§ **TASK TO COMPLETE**
Your answer should be one number: the count of lines in these entries that hold the word "JSON".

begin

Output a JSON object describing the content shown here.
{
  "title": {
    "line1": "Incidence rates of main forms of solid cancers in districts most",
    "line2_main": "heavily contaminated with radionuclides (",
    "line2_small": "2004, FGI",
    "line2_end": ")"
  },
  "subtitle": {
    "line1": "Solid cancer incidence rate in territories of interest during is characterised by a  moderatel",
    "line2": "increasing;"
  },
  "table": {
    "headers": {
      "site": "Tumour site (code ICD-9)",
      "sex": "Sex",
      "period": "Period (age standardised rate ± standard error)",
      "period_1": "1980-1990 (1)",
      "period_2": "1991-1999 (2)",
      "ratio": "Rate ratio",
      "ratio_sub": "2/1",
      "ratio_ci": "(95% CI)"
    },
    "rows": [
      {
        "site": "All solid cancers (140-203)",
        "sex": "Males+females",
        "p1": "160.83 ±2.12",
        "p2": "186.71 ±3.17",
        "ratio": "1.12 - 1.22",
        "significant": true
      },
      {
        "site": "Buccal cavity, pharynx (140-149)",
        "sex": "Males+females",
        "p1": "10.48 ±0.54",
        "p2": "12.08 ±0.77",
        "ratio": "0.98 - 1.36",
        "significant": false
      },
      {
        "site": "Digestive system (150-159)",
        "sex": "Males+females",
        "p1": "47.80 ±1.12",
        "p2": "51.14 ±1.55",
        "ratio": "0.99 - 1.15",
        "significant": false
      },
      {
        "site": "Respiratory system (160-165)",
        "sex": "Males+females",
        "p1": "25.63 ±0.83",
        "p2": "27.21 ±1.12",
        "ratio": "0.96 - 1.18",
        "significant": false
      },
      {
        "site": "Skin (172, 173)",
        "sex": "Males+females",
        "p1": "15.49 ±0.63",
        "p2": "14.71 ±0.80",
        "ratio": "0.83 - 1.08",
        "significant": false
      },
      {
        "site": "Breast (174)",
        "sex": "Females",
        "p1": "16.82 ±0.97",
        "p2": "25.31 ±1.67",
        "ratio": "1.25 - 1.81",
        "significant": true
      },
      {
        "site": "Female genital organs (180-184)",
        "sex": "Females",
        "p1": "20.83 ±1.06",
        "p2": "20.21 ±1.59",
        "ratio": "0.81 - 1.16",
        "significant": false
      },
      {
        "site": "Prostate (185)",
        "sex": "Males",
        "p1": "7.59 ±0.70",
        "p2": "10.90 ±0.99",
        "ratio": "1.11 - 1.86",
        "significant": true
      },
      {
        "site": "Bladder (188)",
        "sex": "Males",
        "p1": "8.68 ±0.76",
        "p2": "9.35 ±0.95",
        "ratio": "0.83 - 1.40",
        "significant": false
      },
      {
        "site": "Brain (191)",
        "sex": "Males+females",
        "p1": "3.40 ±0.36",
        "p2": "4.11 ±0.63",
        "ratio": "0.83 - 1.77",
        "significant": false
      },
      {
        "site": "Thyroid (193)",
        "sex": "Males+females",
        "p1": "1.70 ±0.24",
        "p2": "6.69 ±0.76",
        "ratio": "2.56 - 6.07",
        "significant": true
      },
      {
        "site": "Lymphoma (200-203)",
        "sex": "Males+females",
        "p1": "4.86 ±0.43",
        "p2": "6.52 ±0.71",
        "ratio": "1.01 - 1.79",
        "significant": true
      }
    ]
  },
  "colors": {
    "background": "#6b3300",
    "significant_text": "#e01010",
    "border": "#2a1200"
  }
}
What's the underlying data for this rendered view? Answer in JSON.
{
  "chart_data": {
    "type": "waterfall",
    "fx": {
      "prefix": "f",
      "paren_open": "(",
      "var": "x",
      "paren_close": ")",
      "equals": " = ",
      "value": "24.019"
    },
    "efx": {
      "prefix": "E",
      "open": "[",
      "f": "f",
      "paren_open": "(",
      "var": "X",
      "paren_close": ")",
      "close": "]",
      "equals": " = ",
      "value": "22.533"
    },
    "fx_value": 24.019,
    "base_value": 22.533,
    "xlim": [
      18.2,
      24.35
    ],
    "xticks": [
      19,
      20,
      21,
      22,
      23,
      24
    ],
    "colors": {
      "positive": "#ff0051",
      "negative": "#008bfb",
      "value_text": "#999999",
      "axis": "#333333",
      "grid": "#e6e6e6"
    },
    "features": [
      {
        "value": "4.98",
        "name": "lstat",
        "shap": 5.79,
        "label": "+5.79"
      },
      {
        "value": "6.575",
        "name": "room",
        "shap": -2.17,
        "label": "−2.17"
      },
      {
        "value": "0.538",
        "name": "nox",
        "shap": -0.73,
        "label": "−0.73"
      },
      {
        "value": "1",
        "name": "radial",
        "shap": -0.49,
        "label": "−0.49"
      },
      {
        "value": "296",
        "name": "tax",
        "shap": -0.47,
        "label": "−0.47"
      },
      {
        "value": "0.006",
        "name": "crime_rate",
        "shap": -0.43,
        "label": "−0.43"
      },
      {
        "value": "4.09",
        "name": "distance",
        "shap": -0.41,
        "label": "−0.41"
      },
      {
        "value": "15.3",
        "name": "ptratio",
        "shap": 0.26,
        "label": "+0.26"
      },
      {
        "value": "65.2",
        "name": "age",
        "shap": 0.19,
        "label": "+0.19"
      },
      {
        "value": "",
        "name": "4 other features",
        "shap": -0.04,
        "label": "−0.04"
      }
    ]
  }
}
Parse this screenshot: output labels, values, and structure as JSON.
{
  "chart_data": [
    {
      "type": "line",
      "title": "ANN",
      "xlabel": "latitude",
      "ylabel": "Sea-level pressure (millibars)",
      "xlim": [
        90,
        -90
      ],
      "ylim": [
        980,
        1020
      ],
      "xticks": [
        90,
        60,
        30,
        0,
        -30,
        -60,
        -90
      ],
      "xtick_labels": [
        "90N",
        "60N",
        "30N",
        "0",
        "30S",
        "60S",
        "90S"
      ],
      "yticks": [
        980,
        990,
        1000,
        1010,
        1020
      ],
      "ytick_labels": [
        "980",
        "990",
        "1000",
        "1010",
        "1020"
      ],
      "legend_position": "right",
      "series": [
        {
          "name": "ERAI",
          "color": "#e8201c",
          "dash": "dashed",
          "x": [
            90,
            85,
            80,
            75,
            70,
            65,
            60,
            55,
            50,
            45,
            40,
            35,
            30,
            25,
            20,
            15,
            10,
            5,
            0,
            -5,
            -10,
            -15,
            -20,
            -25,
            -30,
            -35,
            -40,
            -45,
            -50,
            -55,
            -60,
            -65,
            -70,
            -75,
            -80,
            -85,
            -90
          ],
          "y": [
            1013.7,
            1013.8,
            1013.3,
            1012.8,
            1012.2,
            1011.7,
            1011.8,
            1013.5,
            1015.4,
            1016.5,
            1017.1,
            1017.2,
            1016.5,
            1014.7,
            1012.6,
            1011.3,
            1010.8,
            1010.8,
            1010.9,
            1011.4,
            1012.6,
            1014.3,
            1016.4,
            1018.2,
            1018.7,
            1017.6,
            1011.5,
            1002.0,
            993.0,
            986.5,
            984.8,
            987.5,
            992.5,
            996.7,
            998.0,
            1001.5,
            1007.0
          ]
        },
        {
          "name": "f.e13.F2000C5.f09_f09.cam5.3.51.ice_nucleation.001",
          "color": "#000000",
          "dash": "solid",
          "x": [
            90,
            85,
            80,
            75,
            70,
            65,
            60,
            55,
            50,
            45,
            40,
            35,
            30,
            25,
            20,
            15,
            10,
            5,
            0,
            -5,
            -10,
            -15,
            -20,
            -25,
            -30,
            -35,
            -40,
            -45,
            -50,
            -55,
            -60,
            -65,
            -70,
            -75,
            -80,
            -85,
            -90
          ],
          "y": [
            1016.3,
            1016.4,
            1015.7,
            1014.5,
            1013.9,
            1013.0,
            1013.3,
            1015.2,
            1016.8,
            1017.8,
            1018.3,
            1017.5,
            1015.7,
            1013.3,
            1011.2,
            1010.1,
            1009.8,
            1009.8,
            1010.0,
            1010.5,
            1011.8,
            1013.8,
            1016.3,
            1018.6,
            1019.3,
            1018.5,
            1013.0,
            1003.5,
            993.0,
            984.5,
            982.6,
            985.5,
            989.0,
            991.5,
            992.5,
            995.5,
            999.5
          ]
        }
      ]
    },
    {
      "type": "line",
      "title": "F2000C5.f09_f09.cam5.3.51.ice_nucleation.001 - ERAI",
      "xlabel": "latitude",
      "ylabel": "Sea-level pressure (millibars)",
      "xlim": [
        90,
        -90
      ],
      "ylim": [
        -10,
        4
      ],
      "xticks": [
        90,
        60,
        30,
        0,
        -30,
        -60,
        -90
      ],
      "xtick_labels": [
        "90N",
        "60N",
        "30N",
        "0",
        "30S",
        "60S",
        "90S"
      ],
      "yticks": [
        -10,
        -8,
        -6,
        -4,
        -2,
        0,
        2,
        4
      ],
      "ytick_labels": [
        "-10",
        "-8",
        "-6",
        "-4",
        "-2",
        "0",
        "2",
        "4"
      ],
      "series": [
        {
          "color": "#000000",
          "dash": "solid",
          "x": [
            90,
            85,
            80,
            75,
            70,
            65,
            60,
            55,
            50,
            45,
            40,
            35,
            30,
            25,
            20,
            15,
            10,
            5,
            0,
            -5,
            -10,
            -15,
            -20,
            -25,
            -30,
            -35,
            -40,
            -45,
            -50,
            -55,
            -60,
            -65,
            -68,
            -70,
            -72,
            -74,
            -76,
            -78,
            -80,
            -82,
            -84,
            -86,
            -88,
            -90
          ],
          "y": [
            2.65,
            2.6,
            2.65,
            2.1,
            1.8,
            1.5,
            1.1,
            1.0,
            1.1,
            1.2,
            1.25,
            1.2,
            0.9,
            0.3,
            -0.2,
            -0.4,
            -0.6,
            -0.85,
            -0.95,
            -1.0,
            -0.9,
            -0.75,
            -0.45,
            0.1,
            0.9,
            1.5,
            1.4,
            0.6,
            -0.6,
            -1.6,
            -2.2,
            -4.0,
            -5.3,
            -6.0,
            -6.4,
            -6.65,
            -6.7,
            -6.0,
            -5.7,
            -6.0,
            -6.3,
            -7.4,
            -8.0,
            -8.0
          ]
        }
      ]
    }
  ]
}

end

§ **SOLUTION BELOW**
3